**Exercise:** Copy, from the entries below, each line in which the string "labels" appears.

-.-.-

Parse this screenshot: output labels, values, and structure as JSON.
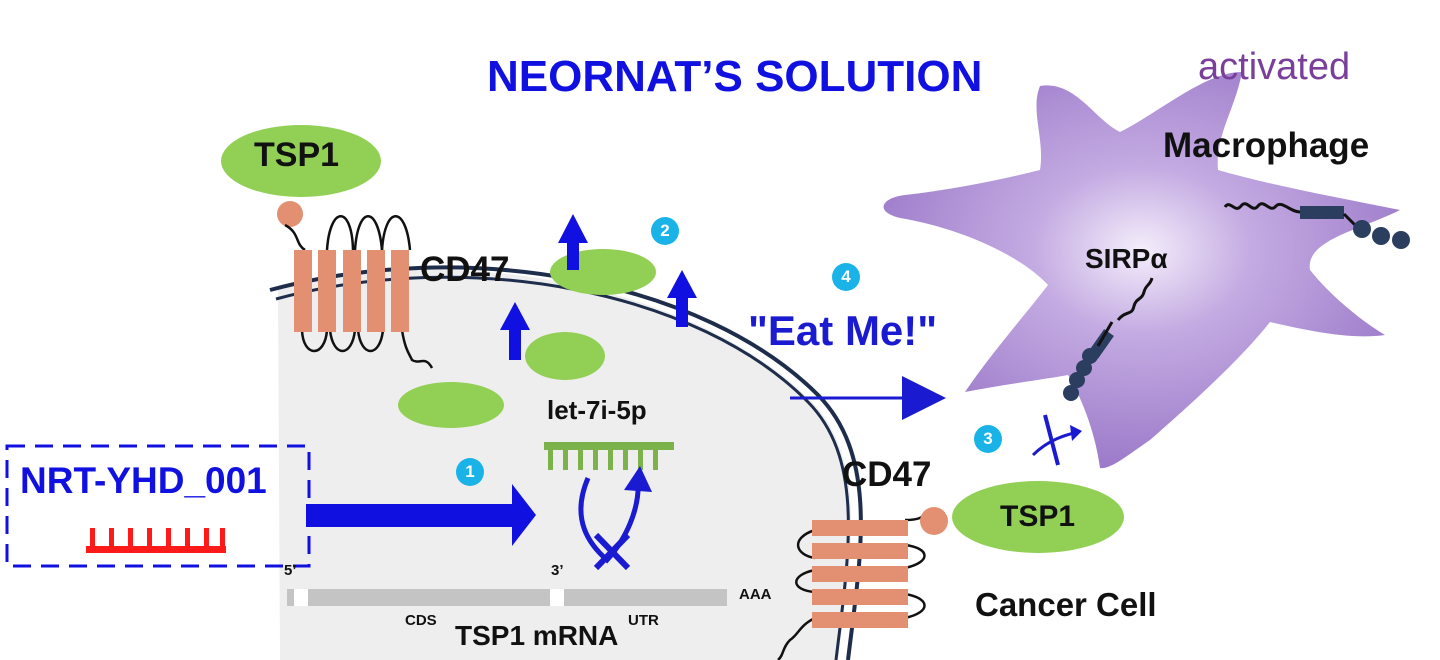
{
  "title": "NEORNAT’S SOLUTION",
  "macrophage": {
    "state": "activated",
    "label": "Macrophage",
    "receptor": "SIRPα"
  },
  "signal": {
    "label": "\"Eat Me!\""
  },
  "membrane": {
    "receptor_top": "CD47",
    "ligand_top": "TSP1",
    "receptor_bottom": "CD47",
    "ligand_bottom": "TSP1"
  },
  "mirna": {
    "label": "let-7i-5p"
  },
  "drug": {
    "label": "NRT-YHD_001"
  },
  "mrna": {
    "five_prime": "5’",
    "three_prime": "3’",
    "cds": "CDS",
    "utr": "UTR",
    "polyA": "AAA",
    "label": "TSP1 mRNA"
  },
  "cell": {
    "label": "Cancer Cell"
  },
  "steps": [
    "1",
    "2",
    "3",
    "4"
  ],
  "colors": {
    "title_blue": "#1010e0",
    "arrow_blue": "#1a1ad0",
    "tsp1_green": "#92cf55",
    "cd47_salmon": "#e38f72",
    "macrophage_purple": "#a07ccd",
    "activated_purple": "#7a3f9a",
    "mirna_green": "#7cb24a",
    "oligo_red": "#ff1a1a",
    "badge_cyan": "#1ab3e8",
    "membrane_navy": "#1f2d4d"
  }
}
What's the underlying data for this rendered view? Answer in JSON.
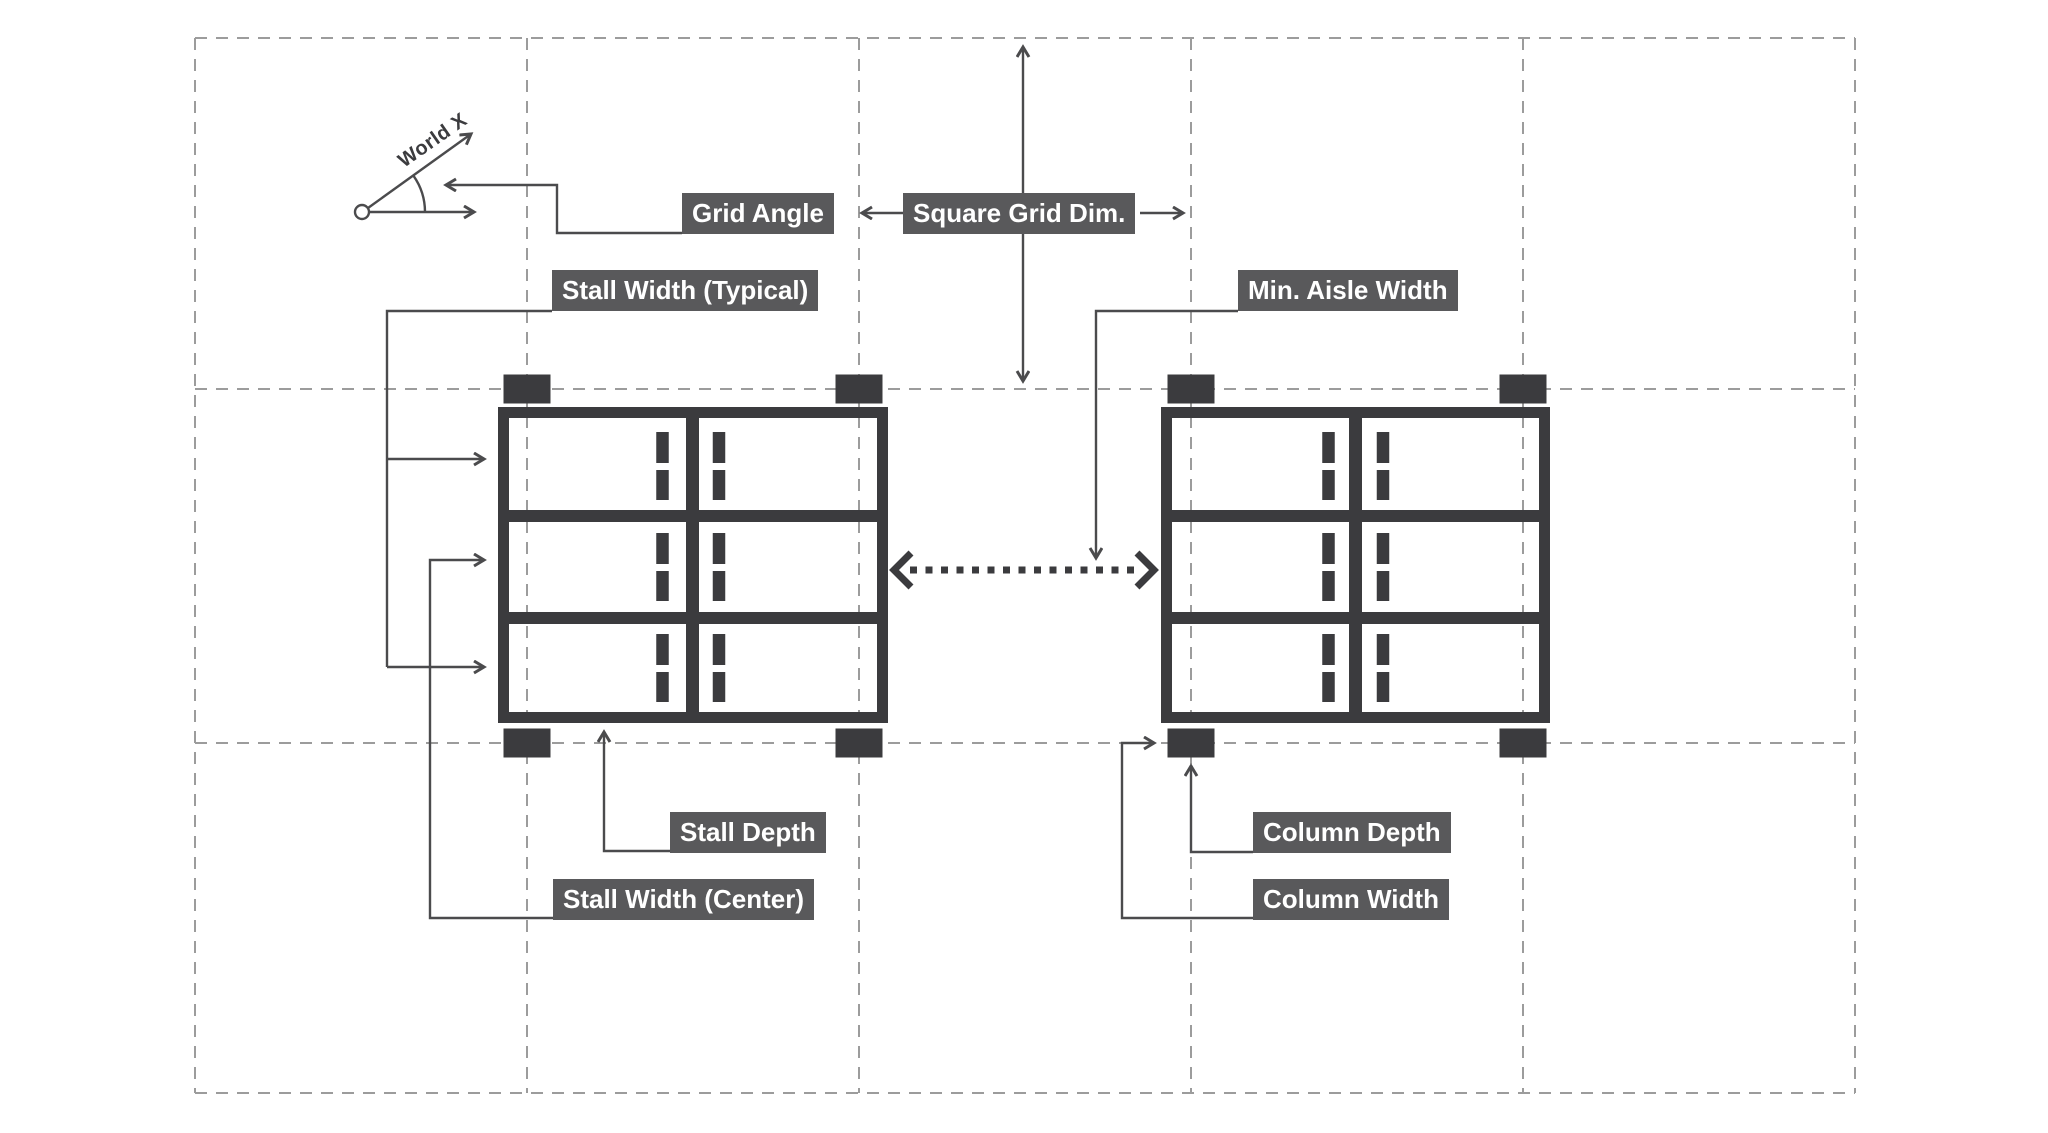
{
  "colors": {
    "background": "#ffffff",
    "ink": "#3b3b3e",
    "leader": "#4b4b4d",
    "grid": "#9c9c9c",
    "label_bg": "#59595b",
    "label_text": "#ffffff"
  },
  "labels": {
    "grid_angle": "Grid Angle",
    "square_grid_dim": "Square Grid Dim.",
    "stall_width_typical": "Stall Width (Typical)",
    "min_aisle_width": "Min. Aisle Width",
    "stall_depth": "Stall Depth",
    "stall_width_center": "Stall Width (Center)",
    "column_depth": "Column Depth",
    "column_width": "Column Width",
    "world_x": "World X"
  },
  "diagram": {
    "type": "parking-stall-grid-parameter-legend",
    "reference_grid": {
      "columns": 5,
      "rows": 3,
      "style": "dashed",
      "shape": "square cells"
    },
    "stall_blocks": {
      "count": 2,
      "stall_columns": 2,
      "stall_rows": 3,
      "corner_columns_per_block": 4
    }
  }
}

-.-.-

**Written solution:**
Parse this screenshot: output labels, values, and structure as JSON.
  "labels": {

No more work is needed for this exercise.